━━━━━ MATERIAL FOR THE TASK

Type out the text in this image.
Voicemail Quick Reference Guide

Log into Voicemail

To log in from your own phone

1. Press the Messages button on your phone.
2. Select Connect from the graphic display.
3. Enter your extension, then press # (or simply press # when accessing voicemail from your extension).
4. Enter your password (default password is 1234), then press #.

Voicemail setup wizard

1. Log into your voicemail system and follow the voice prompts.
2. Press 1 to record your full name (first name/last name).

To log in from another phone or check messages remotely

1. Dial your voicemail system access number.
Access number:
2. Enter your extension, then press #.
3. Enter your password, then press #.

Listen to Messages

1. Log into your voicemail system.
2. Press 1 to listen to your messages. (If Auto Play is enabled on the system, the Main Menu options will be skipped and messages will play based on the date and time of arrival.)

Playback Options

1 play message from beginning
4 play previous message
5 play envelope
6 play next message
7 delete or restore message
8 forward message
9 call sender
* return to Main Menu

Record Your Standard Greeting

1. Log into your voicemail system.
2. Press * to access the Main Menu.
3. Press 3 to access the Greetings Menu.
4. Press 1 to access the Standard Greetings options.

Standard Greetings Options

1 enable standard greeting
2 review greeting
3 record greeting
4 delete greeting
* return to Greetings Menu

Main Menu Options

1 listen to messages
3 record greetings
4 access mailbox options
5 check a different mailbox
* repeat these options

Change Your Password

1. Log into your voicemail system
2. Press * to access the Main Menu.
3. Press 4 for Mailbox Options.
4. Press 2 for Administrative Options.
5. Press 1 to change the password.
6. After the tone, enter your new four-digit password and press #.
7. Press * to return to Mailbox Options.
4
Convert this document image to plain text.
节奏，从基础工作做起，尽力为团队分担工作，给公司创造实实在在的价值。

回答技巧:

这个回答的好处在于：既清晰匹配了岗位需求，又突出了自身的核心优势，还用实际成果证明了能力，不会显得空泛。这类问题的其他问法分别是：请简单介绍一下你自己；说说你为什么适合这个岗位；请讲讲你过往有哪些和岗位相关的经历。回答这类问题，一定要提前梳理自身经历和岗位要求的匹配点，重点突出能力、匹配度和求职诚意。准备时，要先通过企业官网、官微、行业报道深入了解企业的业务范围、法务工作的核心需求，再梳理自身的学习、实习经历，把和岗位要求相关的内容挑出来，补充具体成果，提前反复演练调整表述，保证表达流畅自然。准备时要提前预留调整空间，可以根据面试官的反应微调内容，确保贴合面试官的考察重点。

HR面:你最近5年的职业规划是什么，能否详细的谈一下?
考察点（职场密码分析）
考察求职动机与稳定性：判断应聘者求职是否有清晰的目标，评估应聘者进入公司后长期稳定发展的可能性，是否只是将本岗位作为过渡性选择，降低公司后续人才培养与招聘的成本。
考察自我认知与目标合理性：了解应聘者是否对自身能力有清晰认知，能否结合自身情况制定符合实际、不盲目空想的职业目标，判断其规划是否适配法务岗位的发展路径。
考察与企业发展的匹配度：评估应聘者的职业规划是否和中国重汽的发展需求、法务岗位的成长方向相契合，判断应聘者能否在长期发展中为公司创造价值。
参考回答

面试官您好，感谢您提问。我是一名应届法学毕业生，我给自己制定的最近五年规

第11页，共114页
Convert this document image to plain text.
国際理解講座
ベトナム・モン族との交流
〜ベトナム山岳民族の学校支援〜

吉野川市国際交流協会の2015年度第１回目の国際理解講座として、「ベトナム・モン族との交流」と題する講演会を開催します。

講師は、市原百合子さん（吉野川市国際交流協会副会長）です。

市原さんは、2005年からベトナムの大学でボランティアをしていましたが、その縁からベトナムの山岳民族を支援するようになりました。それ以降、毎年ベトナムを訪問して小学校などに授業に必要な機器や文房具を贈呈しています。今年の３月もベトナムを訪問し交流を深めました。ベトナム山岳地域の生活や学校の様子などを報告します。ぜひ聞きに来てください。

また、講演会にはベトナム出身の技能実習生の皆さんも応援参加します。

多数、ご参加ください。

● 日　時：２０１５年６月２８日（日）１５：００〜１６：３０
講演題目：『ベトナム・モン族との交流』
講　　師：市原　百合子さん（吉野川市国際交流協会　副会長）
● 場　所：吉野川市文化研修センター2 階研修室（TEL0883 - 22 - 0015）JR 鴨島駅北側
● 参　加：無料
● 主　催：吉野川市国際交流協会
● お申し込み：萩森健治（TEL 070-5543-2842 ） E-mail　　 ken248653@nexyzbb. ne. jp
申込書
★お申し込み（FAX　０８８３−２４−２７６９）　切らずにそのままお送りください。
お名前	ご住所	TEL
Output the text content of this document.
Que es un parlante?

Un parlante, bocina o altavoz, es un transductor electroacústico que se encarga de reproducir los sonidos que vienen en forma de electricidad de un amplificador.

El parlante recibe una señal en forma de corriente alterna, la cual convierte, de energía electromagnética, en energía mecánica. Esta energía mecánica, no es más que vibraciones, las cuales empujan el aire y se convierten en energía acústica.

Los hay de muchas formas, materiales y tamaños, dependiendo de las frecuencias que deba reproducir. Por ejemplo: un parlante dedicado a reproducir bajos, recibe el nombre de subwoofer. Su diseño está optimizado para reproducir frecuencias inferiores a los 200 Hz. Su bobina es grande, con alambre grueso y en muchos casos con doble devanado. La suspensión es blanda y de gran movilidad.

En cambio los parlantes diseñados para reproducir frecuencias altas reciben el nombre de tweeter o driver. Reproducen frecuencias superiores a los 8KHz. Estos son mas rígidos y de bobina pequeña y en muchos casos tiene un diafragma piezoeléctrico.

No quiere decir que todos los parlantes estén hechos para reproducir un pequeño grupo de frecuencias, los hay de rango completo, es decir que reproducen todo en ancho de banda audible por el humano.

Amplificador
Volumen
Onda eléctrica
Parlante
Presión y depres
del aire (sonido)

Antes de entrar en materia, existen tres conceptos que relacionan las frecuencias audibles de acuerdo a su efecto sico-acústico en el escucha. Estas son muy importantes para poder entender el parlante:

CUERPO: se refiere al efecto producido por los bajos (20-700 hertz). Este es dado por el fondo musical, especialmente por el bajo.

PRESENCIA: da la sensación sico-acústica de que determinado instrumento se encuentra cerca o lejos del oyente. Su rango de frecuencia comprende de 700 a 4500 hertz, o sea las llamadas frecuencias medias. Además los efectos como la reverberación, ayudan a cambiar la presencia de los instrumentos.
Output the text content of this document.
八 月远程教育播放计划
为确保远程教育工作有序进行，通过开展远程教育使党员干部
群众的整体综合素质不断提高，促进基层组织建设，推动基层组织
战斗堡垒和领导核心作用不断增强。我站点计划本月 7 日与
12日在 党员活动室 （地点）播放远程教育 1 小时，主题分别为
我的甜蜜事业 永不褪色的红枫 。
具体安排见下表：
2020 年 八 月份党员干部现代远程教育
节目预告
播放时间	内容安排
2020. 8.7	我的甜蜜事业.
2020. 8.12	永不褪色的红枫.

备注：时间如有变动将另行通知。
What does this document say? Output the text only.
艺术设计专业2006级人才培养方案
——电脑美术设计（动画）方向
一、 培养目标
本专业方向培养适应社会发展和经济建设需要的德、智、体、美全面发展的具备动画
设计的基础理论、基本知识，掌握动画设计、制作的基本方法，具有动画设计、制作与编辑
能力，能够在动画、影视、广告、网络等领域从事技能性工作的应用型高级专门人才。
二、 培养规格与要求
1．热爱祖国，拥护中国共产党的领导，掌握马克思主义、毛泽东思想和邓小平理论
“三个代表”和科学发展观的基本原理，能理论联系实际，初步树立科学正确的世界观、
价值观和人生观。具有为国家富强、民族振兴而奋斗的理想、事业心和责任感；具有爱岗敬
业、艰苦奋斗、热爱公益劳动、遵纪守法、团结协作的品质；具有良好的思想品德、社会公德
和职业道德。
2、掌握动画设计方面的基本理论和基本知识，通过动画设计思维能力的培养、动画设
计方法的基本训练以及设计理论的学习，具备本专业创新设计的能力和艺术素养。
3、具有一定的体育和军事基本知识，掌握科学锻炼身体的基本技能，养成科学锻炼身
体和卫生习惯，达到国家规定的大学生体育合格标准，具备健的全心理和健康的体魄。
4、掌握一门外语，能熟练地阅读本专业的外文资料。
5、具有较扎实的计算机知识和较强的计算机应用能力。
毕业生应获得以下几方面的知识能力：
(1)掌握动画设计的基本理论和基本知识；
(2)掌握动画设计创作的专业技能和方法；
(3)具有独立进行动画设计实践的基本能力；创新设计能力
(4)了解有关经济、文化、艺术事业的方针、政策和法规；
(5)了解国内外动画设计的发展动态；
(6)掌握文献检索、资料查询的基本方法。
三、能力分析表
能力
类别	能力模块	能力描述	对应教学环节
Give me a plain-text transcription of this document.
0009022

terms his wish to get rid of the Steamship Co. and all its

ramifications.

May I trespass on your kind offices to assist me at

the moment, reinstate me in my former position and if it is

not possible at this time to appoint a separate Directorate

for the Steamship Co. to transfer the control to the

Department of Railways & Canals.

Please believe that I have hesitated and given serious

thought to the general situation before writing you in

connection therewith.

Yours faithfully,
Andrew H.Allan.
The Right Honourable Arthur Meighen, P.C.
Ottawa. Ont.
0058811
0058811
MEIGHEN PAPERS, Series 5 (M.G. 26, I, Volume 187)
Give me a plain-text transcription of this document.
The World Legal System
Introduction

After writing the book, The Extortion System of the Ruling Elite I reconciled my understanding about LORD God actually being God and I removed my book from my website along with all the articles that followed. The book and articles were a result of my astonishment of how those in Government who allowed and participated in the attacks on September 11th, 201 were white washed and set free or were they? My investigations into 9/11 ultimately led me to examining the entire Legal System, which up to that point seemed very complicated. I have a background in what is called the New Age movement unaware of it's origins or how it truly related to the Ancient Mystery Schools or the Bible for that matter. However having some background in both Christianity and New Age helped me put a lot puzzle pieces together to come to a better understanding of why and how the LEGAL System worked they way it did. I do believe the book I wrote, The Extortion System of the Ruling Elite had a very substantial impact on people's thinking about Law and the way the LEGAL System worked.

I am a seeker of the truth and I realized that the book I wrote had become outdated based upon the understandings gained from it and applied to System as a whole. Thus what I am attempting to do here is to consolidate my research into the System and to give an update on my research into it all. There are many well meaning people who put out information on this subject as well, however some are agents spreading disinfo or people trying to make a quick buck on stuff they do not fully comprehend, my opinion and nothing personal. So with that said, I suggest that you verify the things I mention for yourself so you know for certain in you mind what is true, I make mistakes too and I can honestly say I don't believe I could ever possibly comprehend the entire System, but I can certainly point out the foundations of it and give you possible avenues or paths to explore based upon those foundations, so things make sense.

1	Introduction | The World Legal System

━━━━━━━━━━

-- TASK STATEMENT --
Determine the number of lines in the records that include the string "Main", and respond with that number only.

-- REPLY TO THE EXERCISE --
5